[begin RAW DATA]
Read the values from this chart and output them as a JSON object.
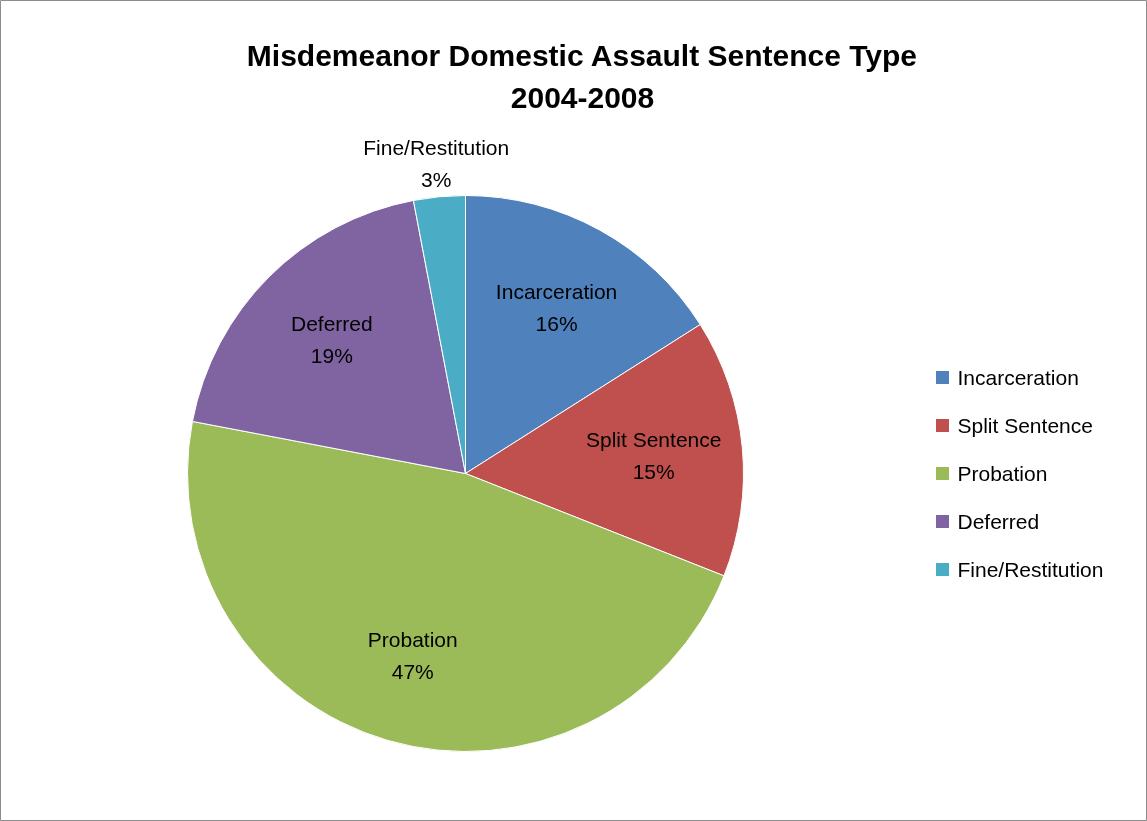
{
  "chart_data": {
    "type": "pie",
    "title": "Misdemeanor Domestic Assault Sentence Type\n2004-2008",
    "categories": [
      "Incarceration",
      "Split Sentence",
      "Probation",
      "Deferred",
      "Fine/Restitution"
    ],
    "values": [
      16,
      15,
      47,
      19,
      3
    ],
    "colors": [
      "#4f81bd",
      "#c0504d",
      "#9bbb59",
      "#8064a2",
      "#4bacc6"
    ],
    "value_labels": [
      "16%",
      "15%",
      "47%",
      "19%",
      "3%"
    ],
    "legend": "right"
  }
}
[end RAW DATA]
■ EXERCISE OBJECTIVE
Using the records above, output their complete text exactly, minus any images.

■ THE SOLUTION
Read the values from this chart and output them as a JSON object.
{
  "chart_data": {
    "type": "pie",
    "title": "Misdemeanor Domestic Assault Sentence Type\n2004-2008",
    "categories": [
      "Incarceration",
      "Split Sentence",
      "Probation",
      "Deferred",
      "Fine/Restitution"
    ],
    "values": [
      16,
      15,
      47,
      19,
      3
    ],
    "colors": [
      "#4f81bd",
      "#c0504d",
      "#9bbb59",
      "#8064a2",
      "#4bacc6"
    ],
    "value_labels": [
      "16%",
      "15%",
      "47%",
      "19%",
      "3%"
    ],
    "legend": "right"
  }
}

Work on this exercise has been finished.